[EXCERPT PROVIDED]

Hence, evaluating where infection may be coming from rather than pumping in a 'penem' and hoping for the best is essential to ensure that the patient is receiving appropriate care.
As I have mentioned, commencing antibiotics needs deep consideration but stopping them is also a very important thing.
The usual way of stopping antibiotics is when the clinical features and (e.g. symptoms and signs), vital signs improve e.g. fever resolution, the patient feeling better, and with the hematologic parameters returning towards normal, which is sometimes not practiced in some institutions. Patients are sometimes maintained on intravenous antibiotics for weeks on end even though the patient is well, mobilising, eating and drinking for the mere fact that the C-reactive protein (CRP) is still elevated. I have heard of a case in a university hospital, whereby a patient who was well post-surgery had an elevation of the CRP and which was the sole clinical indication to re-operation. This way is not advocated. The CRP is indeed a better indicator that the laboratory is open.

[/EXCERPT PROVIDED]
[DATA SHOWN]

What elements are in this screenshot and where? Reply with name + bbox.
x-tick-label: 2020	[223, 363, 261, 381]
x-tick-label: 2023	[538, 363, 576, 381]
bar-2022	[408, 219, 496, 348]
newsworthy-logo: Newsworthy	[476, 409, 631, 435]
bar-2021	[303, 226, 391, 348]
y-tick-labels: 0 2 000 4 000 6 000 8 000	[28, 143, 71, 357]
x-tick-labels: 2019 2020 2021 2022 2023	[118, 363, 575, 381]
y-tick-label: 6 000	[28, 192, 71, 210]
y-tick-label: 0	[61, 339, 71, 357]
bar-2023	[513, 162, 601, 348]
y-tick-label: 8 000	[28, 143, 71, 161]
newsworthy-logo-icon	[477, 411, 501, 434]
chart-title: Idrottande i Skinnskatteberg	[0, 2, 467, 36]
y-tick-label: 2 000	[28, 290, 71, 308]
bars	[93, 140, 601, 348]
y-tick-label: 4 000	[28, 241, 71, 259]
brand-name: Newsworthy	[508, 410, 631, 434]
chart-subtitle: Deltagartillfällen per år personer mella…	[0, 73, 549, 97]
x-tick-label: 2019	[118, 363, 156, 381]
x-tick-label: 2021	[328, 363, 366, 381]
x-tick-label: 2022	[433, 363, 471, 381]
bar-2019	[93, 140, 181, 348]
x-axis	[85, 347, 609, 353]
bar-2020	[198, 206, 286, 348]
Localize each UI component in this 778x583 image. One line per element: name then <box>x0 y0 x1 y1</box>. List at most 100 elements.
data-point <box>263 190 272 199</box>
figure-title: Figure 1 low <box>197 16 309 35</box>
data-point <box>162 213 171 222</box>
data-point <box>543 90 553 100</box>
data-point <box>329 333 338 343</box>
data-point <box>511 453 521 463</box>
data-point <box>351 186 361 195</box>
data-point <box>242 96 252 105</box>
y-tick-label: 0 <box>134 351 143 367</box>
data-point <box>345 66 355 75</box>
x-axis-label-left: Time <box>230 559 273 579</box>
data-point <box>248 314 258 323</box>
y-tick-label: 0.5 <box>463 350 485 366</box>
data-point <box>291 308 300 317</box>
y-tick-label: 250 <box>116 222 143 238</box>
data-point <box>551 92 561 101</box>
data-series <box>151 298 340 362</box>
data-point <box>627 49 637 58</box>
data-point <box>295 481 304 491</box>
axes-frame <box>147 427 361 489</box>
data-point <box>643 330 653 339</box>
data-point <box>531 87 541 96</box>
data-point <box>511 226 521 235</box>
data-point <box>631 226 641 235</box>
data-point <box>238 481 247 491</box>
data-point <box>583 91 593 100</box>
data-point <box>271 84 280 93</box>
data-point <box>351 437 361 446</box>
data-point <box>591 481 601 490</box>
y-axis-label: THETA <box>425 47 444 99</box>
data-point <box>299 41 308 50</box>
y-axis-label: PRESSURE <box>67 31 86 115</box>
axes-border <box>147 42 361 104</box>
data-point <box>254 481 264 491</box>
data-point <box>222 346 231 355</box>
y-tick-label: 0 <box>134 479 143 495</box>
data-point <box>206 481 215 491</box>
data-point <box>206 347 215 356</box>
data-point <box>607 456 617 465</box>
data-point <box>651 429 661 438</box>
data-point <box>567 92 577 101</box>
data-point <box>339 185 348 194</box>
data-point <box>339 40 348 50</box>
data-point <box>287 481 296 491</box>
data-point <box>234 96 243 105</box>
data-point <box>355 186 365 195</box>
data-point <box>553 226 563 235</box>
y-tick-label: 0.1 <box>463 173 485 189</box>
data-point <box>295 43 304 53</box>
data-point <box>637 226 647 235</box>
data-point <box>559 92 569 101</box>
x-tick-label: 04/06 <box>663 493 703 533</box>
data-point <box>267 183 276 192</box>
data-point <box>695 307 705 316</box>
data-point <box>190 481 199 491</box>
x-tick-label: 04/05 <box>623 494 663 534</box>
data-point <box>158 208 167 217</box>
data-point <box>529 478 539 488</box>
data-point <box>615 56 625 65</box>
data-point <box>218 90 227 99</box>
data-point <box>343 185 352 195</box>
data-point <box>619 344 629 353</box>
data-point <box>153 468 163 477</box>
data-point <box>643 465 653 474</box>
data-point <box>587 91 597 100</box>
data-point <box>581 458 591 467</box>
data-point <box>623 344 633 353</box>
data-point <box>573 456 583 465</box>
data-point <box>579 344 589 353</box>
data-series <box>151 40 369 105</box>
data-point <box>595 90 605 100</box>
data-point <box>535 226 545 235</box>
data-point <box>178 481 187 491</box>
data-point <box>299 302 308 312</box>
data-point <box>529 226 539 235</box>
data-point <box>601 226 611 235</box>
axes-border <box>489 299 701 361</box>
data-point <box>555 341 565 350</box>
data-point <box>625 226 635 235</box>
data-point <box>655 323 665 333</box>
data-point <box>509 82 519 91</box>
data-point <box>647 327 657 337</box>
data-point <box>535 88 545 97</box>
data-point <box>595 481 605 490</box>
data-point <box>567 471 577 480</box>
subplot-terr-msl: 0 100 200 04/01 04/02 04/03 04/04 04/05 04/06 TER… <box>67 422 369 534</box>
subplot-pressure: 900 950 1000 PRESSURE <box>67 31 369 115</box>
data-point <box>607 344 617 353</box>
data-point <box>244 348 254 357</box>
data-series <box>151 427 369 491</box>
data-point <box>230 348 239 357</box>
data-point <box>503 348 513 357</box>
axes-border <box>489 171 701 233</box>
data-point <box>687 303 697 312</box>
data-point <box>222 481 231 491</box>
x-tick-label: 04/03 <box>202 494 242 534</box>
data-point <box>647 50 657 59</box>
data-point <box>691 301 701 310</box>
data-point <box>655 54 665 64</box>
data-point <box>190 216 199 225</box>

[/DATA SHOWN]

TASKS AND EXERCISES =>
1. In the passage on antibiotic use, what was the sole clinical indication for re-operation in the university hospital case?
2. Continue the passage on antibiotic use from its final sentence.

ANSWERS IN ORDER =>
1. An elevated C-reactive protein (CRP) in a patient who was well after surgery.

2.
When making clinical decisions, all elements must be taken into account and not a non-specific lab test.
Of course, infection causes inflammation, and even after the bacteria have been eliminated, the inflammation may persist for several days or even several weeks thereby elevating the CRP. But if the patient is feeling better, fever, signs of sepsis have resolved and other parameters are returning to normal, there is no indication to continue intravenous antibiotics. They can be switched to short-course oral treatment or even discontinued depending on the clinical situation. Exceptions are for chronic or difficult to treat infections such as osteomyelitis and endocarditis that require many weeks of antibiotics. However, for an uncomplicated pneumonia or a urinary tract infection which are exceedingly common, short course antibiotics with clinical reevaluation and early de-escalation is best to avoid prolonged hospital stay, reduce antibiotics pressure on bacteria and to reduce cost to the patient.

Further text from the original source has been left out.